What to produce – Word for word, print each line of the listing below; pictures stay out.

Collected data entries:
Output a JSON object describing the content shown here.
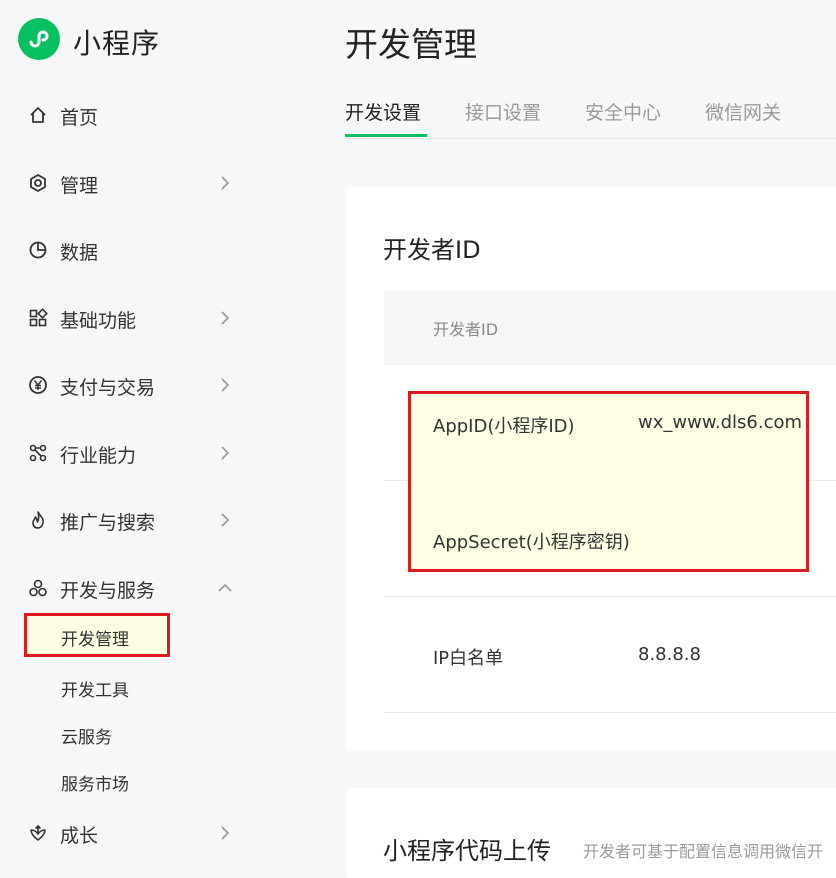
{
  "brand": {
    "name": "小程序",
    "logo_icon": "miniprogram-logo-icon",
    "logo_color": "#07c160"
  },
  "sidebar": {
    "items": [
      {
        "label": "首页",
        "icon": "home-icon"
      },
      {
        "label": "管理",
        "icon": "hexagon-icon"
      },
      {
        "label": "数据",
        "icon": "pie-chart-icon"
      },
      {
        "label": "基础功能",
        "icon": "grid-icon"
      },
      {
        "label": "支付与交易",
        "icon": "yen-icon"
      },
      {
        "label": "行业能力",
        "icon": "network-icon"
      },
      {
        "label": "推广与搜索",
        "icon": "flame-icon"
      },
      {
        "label": "开发与服务",
        "icon": "cubes-icon"
      },
      {
        "label": "成长",
        "icon": "growth-icon"
      }
    ],
    "sub_items": [
      {
        "label": "开发管理",
        "active": true
      },
      {
        "label": "开发工具"
      },
      {
        "label": "云服务"
      },
      {
        "label": "服务市场"
      }
    ]
  },
  "main": {
    "title": "开发管理",
    "tabs": [
      {
        "label": "开发设置",
        "active": true
      },
      {
        "label": "接口设置"
      },
      {
        "label": "安全中心"
      },
      {
        "label": "微信网关"
      }
    ],
    "developer_card": {
      "title": "开发者ID",
      "table_header": "开发者ID",
      "rows": [
        {
          "label": "AppID(小程序ID)",
          "value": "wx_www.dls6.com"
        },
        {
          "label": "AppSecret(小程序密钥)",
          "value": ""
        },
        {
          "label": "IP白名单",
          "value": "8.8.8.8"
        }
      ]
    },
    "upload_card": {
      "title": "小程序代码上传",
      "description": "开发者可基于配置信息调用微信开"
    }
  },
  "colors": {
    "accent": "#07c160",
    "highlight_border": "#dd1c22",
    "highlight_bg": "#fdfee3"
  }
}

Solution for this exercise –
Output a JSON object describing the content shown here.
{
  "brand": {
    "name": "小程序",
    "logo_icon": "miniprogram-logo-icon",
    "logo_color": "#07c160"
  },
  "sidebar": {
    "items": [
      {
        "label": "首页",
        "icon": "home-icon"
      },
      {
        "label": "管理",
        "icon": "hexagon-icon"
      },
      {
        "label": "数据",
        "icon": "pie-chart-icon"
      },
      {
        "label": "基础功能",
        "icon": "grid-icon"
      },
      {
        "label": "支付与交易",
        "icon": "yen-icon"
      },
      {
        "label": "行业能力",
        "icon": "network-icon"
      },
      {
        "label": "推广与搜索",
        "icon": "flame-icon"
      },
      {
        "label": "开发与服务",
        "icon": "cubes-icon"
      },
      {
        "label": "成长",
        "icon": "growth-icon"
      }
    ],
    "sub_items": [
      {
        "label": "开发管理",
        "active": true
      },
      {
        "label": "开发工具"
      },
      {
        "label": "云服务"
      },
      {
        "label": "服务市场"
      }
    ]
  },
  "main": {
    "title": "开发管理",
    "tabs": [
      {
        "label": "开发设置",
        "active": true
      },
      {
        "label": "接口设置"
      },
      {
        "label": "安全中心"
      },
      {
        "label": "微信网关"
      }
    ],
    "developer_card": {
      "title": "开发者ID",
      "table_header": "开发者ID",
      "rows": [
        {
          "label": "AppID(小程序ID)",
          "value": "wx_www.dls6.com"
        },
        {
          "label": "AppSecret(小程序密钥)",
          "value": ""
        },
        {
          "label": "IP白名单",
          "value": "8.8.8.8"
        }
      ]
    },
    "upload_card": {
      "title": "小程序代码上传",
      "description": "开发者可基于配置信息调用微信开"
    }
  },
  "colors": {
    "accent": "#07c160",
    "highlight_border": "#dd1c22",
    "highlight_bg": "#fdfee3"
  }
}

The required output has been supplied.